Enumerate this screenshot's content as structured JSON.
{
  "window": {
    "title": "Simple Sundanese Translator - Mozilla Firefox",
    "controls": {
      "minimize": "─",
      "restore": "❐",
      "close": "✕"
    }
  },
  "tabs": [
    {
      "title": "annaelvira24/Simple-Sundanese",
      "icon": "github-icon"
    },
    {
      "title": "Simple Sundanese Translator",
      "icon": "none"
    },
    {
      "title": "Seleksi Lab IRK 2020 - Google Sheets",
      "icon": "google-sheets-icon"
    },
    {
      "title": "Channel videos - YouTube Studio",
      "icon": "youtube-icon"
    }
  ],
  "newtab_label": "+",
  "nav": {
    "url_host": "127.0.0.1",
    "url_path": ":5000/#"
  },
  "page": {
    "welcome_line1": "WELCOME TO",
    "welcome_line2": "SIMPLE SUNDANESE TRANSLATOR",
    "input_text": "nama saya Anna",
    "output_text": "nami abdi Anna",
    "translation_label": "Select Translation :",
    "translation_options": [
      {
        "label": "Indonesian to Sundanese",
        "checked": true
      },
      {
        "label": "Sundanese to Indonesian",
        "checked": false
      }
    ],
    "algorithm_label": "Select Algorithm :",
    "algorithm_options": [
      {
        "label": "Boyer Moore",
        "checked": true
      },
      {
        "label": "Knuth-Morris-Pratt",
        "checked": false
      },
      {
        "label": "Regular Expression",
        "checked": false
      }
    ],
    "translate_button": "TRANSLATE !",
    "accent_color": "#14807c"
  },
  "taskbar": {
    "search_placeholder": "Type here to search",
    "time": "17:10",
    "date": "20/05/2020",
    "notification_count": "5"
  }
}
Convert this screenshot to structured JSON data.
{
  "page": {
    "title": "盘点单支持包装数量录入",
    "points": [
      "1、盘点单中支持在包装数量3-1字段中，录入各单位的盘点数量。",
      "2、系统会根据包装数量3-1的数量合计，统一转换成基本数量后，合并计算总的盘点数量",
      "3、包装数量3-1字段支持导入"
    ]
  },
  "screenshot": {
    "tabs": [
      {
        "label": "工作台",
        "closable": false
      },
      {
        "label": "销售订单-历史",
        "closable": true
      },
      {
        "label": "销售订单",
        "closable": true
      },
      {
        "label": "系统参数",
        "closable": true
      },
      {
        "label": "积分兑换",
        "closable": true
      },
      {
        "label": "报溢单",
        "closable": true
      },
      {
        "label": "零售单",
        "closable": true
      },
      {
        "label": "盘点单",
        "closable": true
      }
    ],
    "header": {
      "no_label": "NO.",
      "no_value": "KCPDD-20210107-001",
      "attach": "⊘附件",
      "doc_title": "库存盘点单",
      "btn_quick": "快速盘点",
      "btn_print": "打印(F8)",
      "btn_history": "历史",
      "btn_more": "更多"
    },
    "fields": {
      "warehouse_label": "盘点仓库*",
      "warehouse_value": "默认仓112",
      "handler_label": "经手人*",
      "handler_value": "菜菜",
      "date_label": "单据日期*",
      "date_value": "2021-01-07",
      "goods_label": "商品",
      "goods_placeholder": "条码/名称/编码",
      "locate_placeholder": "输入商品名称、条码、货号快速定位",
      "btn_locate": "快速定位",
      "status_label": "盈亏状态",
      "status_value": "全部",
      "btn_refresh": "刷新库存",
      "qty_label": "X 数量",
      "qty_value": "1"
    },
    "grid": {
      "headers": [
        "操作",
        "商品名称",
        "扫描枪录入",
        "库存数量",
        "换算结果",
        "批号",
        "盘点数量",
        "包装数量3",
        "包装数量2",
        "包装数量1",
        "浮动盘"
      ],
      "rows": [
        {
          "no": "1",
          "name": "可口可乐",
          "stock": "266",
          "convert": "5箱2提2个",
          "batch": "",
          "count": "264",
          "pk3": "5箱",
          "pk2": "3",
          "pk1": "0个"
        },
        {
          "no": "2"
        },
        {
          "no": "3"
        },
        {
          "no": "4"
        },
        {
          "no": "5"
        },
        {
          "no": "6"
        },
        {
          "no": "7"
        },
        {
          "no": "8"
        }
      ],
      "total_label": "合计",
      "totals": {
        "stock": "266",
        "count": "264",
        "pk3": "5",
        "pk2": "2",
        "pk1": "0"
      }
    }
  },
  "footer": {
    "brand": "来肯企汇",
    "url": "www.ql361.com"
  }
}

-- -- --

§ **Given request**:
Restate every record exactly, leaving nothing out.

§ **Solution to this task**:
Enumerate this screenshot's content as structured JSON.
{
  "window": {
    "title": "Simple Sundanese Translator - Mozilla Firefox",
    "controls": {
      "minimize": "─",
      "restore": "❐",
      "close": "✕"
    }
  },
  "tabs": [
    {
      "title": "annaelvira24/Simple-Sundanese",
      "icon": "github-icon"
    },
    {
      "title": "Simple Sundanese Translator",
      "icon": "none"
    },
    {
      "title": "Seleksi Lab IRK 2020 - Google Sheets",
      "icon": "google-sheets-icon"
    },
    {
      "title": "Channel videos - YouTube Studio",
      "icon": "youtube-icon"
    }
  ],
  "newtab_label": "+",
  "nav": {
    "url_host": "127.0.0.1",
    "url_path": ":5000/#"
  },
  "page": {
    "welcome_line1": "WELCOME TO",
    "welcome_line2": "SIMPLE SUNDANESE TRANSLATOR",
    "input_text": "nama saya Anna",
    "output_text": "nami abdi Anna",
    "translation_label": "Select Translation :",
    "translation_options": [
      {
        "label": "Indonesian to Sundanese",
        "checked": true
      },
      {
        "label": "Sundanese to Indonesian",
        "checked": false
      }
    ],
    "algorithm_label": "Select Algorithm :",
    "algorithm_options": [
      {
        "label": "Boyer Moore",
        "checked": true
      },
      {
        "label": "Knuth-Morris-Pratt",
        "checked": false
      },
      {
        "label": "Regular Expression",
        "checked": false
      }
    ],
    "translate_button": "TRANSLATE !",
    "accent_color": "#14807c"
  },
  "taskbar": {
    "search_placeholder": "Type here to search",
    "time": "17:10",
    "date": "20/05/2020",
    "notification_count": "5"
  }
}
Convert this screenshot to structured JSON data.
{
  "page": {
    "title": "盘点单支持包装数量录入",
    "points": [
      "1、盘点单中支持在包装数量3-1字段中，录入各单位的盘点数量。",
      "2、系统会根据包装数量3-1的数量合计，统一转换成基本数量后，合并计算总的盘点数量",
      "3、包装数量3-1字段支持导入"
    ]
  },
  "screenshot": {
    "tabs": [
      {
        "label": "工作台",
        "closable": false
      },
      {
        "label": "销售订单-历史",
        "closable": true
      },
      {
        "label": "销售订单",
        "closable": true
      },
      {
        "label": "系统参数",
        "closable": true
      },
      {
        "label": "积分兑换",
        "closable": true
      },
      {
        "label": "报溢单",
        "closable": true
      },
      {
        "label": "零售单",
        "closable": true
      },
      {
        "label": "盘点单",
        "closable": true
      }
    ],
    "header": {
      "no_label": "NO.",
      "no_value": "KCPDD-20210107-001",
      "attach": "⊘附件",
      "doc_title": "库存盘点单",
      "btn_quick": "快速盘点",
      "btn_print": "打印(F8)",
      "btn_history": "历史",
      "btn_more": "更多"
    },
    "fields": {
      "warehouse_label": "盘点仓库*",
      "warehouse_value": "默认仓112",
      "handler_label": "经手人*",
      "handler_value": "菜菜",
      "date_label": "单据日期*",
      "date_value": "2021-01-07",
      "goods_label": "商品",
      "goods_placeholder": "条码/名称/编码",
      "locate_placeholder": "输入商品名称、条码、货号快速定位",
      "btn_locate": "快速定位",
      "status_label": "盈亏状态",
      "status_value": "全部",
      "btn_refresh": "刷新库存",
      "qty_label": "X 数量",
      "qty_value": "1"
    },
    "grid": {
      "headers": [
        "操作",
        "商品名称",
        "扫描枪录入",
        "库存数量",
        "换算结果",
        "批号",
        "盘点数量",
        "包装数量3",
        "包装数量2",
        "包装数量1",
        "浮动盘"
      ],
      "rows": [
        {
          "no": "1",
          "name": "可口可乐",
          "stock": "266",
          "convert": "5箱2提2个",
          "batch": "",
          "count": "264",
          "pk3": "5箱",
          "pk2": "3",
          "pk1": "0个"
        },
        {
          "no": "2"
        },
        {
          "no": "3"
        },
        {
          "no": "4"
        },
        {
          "no": "5"
        },
        {
          "no": "6"
        },
        {
          "no": "7"
        },
        {
          "no": "8"
        }
      ],
      "total_label": "合计",
      "totals": {
        "stock": "266",
        "count": "264",
        "pk3": "5",
        "pk2": "2",
        "pk1": "0"
      }
    }
  },
  "footer": {
    "brand": "来肯企汇",
    "url": "www.ql361.com"
  }
}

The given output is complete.